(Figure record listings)
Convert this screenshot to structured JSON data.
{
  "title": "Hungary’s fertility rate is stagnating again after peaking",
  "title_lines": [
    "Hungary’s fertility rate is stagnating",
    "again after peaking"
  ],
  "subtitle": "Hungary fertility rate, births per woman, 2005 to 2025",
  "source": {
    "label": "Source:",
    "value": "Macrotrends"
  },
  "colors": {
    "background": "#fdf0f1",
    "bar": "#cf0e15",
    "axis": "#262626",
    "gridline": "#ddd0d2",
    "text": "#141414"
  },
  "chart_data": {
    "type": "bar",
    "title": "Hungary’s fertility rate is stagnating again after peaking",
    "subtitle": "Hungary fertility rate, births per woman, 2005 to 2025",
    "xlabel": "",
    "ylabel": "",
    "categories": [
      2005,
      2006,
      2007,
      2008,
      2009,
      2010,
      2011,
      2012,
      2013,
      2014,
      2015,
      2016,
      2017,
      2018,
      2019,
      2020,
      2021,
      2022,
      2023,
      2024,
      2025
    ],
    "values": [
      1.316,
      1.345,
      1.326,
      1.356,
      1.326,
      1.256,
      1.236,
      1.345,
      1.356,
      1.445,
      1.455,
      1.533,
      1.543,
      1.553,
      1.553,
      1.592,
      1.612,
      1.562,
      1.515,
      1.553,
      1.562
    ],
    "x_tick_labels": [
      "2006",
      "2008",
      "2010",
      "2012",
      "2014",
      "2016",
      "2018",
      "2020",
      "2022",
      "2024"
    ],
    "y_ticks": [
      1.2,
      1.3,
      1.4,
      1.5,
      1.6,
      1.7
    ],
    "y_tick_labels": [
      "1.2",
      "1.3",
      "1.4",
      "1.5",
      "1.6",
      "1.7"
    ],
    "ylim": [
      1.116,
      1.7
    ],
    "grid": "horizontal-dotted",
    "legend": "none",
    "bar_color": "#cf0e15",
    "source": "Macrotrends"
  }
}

§ Given exercise
Set down every line of the listing above again, exactly as given.

§ Solution
Convert this screenshot to structured JSON data.
{
  "title": "Hungary’s fertility rate is stagnating again after peaking",
  "title_lines": [
    "Hungary’s fertility rate is stagnating",
    "again after peaking"
  ],
  "subtitle": "Hungary fertility rate, births per woman, 2005 to 2025",
  "source": {
    "label": "Source:",
    "value": "Macrotrends"
  },
  "colors": {
    "background": "#fdf0f1",
    "bar": "#cf0e15",
    "axis": "#262626",
    "gridline": "#ddd0d2",
    "text": "#141414"
  },
  "chart_data": {
    "type": "bar",
    "title": "Hungary’s fertility rate is stagnating again after peaking",
    "subtitle": "Hungary fertility rate, births per woman, 2005 to 2025",
    "xlabel": "",
    "ylabel": "",
    "categories": [
      2005,
      2006,
      2007,
      2008,
      2009,
      2010,
      2011,
      2012,
      2013,
      2014,
      2015,
      2016,
      2017,
      2018,
      2019,
      2020,
      2021,
      2022,
      2023,
      2024,
      2025
    ],
    "values": [
      1.316,
      1.345,
      1.326,
      1.356,
      1.326,
      1.256,
      1.236,
      1.345,
      1.356,
      1.445,
      1.455,
      1.533,
      1.543,
      1.553,
      1.553,
      1.592,
      1.612,
      1.562,
      1.515,
      1.553,
      1.562
    ],
    "x_tick_labels": [
      "2006",
      "2008",
      "2010",
      "2012",
      "2014",
      "2016",
      "2018",
      "2020",
      "2022",
      "2024"
    ],
    "y_ticks": [
      1.2,
      1.3,
      1.4,
      1.5,
      1.6,
      1.7
    ],
    "y_tick_labels": [
      "1.2",
      "1.3",
      "1.4",
      "1.5",
      "1.6",
      "1.7"
    ],
    "ylim": [
      1.116,
      1.7
    ],
    "grid": "horizontal-dotted",
    "legend": "none",
    "bar_color": "#cf0e15",
    "source": "Macrotrends"
  }
}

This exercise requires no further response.